__Task details__: Find the word "wishes" in the listing; pull out each line holding it.
## Begin
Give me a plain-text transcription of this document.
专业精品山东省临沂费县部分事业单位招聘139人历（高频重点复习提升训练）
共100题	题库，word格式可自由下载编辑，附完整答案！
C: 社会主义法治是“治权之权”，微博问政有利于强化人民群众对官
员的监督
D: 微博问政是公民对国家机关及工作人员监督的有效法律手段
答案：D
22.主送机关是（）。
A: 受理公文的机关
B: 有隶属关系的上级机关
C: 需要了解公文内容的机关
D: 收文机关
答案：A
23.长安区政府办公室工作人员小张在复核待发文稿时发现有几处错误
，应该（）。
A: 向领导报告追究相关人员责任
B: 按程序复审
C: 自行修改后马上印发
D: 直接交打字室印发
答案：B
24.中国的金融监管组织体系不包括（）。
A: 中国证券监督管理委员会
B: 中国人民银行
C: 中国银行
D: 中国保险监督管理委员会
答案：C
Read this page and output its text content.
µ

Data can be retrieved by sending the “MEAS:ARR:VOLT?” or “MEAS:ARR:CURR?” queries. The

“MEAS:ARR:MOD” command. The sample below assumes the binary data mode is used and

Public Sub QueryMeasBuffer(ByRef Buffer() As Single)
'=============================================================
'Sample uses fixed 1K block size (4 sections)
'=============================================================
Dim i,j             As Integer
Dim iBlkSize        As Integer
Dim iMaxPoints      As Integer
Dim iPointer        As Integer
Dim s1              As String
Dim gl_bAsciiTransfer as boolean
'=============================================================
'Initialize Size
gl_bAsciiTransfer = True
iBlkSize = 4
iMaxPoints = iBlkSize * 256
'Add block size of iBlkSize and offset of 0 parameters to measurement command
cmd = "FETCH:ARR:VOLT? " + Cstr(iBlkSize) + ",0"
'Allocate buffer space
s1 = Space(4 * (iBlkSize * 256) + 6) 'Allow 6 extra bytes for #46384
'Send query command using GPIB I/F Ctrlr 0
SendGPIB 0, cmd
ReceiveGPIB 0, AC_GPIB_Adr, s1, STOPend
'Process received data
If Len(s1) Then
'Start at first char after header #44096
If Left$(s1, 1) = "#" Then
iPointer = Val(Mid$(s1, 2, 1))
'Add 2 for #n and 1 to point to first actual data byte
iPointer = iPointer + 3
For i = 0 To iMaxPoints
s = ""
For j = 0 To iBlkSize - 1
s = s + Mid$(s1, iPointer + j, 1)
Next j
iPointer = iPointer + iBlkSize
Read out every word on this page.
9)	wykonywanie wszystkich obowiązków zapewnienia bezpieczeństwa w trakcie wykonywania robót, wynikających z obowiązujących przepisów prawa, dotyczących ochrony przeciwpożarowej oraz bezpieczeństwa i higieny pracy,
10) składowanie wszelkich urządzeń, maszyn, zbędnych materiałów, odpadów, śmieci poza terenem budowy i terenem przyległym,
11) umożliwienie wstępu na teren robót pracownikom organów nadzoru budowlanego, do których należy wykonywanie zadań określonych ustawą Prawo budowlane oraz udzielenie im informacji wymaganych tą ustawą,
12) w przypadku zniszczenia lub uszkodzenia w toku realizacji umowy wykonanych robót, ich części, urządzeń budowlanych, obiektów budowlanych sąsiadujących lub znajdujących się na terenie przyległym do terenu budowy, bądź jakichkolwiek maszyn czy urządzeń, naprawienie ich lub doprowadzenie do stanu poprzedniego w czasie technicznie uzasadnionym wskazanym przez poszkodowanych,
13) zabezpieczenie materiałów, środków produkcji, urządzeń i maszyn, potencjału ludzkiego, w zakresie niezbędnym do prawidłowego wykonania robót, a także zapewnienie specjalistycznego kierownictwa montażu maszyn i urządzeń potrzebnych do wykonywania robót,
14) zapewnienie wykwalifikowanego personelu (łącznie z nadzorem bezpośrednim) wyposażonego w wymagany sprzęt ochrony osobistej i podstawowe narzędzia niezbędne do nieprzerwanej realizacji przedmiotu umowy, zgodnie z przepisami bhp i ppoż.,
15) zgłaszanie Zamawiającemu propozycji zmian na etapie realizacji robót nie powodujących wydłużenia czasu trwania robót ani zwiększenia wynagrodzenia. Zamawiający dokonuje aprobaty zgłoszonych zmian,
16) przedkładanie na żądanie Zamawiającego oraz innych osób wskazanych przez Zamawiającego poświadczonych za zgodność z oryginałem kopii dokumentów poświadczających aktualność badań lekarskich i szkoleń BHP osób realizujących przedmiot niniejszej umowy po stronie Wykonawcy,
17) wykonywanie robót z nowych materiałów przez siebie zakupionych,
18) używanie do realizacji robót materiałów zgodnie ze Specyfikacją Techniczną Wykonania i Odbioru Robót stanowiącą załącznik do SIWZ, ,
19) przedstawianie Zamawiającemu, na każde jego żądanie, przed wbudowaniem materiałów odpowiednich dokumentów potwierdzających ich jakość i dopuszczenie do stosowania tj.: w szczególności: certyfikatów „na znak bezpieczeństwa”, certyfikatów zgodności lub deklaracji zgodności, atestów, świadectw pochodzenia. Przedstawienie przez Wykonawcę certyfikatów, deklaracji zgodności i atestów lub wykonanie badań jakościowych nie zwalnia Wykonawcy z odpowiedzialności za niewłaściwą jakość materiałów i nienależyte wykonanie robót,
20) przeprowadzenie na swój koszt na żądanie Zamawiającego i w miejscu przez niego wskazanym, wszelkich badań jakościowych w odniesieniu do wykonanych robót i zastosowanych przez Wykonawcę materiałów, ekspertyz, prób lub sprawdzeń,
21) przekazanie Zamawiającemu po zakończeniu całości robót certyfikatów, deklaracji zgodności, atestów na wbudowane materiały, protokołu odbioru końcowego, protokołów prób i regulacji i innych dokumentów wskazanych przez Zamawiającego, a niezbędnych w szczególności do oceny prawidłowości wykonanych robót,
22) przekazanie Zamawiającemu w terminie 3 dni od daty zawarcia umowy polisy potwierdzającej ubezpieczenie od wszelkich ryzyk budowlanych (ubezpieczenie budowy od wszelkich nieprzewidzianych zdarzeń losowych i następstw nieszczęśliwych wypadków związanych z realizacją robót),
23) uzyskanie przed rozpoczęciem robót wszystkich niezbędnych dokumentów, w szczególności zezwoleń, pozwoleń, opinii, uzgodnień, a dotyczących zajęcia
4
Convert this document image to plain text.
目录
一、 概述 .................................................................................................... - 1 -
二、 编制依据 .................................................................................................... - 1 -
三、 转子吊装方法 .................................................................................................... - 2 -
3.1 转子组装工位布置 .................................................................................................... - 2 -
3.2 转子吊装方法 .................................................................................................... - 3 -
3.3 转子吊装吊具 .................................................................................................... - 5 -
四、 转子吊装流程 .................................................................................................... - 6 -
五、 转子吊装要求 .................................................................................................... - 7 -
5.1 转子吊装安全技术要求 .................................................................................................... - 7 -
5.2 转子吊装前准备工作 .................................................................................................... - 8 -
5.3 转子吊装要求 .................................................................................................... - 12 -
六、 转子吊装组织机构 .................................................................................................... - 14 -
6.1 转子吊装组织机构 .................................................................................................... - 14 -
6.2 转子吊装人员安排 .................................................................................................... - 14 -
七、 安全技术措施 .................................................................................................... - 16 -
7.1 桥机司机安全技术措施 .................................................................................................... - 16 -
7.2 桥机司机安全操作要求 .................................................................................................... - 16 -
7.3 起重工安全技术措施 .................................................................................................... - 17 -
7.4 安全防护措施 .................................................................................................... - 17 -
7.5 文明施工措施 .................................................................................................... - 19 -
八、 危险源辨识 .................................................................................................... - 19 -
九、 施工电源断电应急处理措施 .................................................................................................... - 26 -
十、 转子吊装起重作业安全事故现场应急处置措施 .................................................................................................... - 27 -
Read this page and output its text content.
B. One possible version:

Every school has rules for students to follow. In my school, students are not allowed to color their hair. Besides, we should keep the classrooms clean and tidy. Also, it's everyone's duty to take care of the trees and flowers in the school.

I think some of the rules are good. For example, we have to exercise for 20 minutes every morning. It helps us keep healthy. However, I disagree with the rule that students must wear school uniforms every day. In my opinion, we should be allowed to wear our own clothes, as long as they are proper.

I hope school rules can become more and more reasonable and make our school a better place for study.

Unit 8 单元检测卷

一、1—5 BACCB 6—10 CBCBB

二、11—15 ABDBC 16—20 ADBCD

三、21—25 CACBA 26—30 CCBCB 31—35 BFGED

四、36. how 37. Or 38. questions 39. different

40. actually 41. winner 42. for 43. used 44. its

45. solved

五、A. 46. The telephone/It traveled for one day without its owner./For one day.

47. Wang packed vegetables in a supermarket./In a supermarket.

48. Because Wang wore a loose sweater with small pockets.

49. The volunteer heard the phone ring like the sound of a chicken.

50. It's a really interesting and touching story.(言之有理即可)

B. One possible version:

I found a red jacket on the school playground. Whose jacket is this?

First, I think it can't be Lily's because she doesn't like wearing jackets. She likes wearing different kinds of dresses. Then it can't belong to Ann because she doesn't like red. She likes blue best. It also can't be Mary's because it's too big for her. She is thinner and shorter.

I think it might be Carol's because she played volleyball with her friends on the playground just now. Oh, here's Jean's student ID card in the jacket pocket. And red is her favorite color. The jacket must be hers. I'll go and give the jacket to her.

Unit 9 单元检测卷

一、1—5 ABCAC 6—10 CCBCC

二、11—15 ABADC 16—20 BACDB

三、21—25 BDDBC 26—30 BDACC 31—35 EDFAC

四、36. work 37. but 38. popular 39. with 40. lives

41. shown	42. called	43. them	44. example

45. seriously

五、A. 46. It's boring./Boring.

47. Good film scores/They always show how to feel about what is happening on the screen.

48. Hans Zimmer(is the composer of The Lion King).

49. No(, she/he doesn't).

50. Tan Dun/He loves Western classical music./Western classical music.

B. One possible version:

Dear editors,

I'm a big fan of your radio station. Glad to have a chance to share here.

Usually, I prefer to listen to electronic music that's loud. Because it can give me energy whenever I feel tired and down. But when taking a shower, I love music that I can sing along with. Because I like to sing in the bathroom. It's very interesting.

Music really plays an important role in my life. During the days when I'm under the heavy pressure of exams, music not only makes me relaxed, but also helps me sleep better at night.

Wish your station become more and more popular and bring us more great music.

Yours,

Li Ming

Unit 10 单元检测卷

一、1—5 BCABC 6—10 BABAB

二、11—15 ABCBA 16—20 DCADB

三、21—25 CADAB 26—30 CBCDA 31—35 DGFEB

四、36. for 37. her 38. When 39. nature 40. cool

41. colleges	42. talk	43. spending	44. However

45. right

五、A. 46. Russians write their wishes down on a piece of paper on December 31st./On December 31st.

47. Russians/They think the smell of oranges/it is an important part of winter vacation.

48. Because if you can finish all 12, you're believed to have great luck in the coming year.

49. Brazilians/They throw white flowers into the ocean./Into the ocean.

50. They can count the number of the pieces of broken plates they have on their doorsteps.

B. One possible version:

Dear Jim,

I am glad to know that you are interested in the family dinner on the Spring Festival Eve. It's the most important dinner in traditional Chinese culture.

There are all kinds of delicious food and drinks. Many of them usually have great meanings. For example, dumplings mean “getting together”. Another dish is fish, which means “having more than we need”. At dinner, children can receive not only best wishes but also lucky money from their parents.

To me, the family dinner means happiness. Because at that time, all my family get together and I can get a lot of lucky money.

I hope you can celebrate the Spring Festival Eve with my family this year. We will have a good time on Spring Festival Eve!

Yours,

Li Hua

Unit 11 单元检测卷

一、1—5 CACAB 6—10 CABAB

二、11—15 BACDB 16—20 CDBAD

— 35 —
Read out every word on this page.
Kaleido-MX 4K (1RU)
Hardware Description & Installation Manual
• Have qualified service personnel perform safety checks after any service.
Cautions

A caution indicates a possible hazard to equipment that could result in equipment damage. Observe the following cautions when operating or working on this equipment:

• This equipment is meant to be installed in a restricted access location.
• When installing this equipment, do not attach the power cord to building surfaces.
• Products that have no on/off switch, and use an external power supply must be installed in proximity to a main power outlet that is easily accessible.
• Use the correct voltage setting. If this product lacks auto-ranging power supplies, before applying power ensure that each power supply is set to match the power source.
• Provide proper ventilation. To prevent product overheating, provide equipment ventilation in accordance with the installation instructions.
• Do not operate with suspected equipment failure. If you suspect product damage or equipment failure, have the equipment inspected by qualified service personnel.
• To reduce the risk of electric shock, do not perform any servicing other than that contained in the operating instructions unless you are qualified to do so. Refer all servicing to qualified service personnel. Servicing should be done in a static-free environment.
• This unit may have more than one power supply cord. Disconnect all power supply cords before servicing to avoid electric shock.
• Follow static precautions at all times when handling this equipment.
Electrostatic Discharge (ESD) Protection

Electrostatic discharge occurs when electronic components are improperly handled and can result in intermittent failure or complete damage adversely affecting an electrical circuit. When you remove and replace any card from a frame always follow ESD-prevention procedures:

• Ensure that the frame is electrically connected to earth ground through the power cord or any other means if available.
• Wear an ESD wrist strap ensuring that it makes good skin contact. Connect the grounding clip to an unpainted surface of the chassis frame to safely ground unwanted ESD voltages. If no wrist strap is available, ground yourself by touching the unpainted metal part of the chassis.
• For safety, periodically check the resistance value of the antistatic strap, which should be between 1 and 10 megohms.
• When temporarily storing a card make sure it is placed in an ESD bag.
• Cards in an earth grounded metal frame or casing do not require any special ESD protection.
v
## End
__Solution for this task__:
五、A. 46. Russians write their wishes down on a piece of paper on December 31st./On December 31st.
There are all kinds of delicious food and drinks. Many of them usually have great meanings. For example, dumplings mean “getting together”. Another dish is fish, which means “having more than we need”. At dinner, children can receive not only best wishes but also lucky money from their parents.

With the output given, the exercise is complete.